→ **Exercise directions**
Of all the lines in these entries, how many contain the string "membership"? Give only that count.

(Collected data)
====
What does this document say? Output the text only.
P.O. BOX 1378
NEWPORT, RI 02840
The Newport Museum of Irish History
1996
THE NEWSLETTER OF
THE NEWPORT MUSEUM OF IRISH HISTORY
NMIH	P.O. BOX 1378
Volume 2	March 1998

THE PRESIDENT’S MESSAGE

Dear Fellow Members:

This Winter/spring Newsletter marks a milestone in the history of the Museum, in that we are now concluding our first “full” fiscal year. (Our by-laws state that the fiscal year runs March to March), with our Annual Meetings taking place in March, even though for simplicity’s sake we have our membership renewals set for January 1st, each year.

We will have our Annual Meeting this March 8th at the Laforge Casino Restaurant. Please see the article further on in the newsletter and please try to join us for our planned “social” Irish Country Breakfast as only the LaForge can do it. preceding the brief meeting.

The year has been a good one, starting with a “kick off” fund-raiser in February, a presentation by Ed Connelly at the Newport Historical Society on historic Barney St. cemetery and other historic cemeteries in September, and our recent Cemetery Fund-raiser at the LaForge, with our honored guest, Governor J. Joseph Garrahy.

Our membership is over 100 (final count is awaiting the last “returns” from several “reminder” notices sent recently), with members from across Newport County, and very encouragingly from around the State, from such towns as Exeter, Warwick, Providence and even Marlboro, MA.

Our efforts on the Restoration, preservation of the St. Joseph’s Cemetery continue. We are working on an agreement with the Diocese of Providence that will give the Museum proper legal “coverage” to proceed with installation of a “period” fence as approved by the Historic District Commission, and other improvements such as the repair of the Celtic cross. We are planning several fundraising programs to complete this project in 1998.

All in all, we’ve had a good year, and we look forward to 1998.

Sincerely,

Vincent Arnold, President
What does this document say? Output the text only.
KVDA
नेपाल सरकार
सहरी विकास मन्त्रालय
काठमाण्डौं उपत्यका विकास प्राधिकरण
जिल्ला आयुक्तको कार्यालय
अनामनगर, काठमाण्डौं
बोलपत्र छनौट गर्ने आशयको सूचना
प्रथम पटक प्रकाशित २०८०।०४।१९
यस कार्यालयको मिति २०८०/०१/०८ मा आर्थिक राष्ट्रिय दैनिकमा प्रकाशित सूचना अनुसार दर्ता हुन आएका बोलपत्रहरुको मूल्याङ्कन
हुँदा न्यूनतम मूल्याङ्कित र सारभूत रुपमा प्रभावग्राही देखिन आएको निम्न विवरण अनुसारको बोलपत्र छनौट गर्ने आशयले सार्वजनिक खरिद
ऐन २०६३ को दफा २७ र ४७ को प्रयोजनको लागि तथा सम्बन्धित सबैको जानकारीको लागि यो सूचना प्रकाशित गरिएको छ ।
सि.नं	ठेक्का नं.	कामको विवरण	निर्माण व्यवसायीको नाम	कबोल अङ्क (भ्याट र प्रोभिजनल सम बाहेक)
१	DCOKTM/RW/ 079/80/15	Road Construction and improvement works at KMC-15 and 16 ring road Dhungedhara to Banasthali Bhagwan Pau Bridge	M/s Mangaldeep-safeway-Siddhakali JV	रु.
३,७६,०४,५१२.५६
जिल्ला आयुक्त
====
→ **Correct response**
2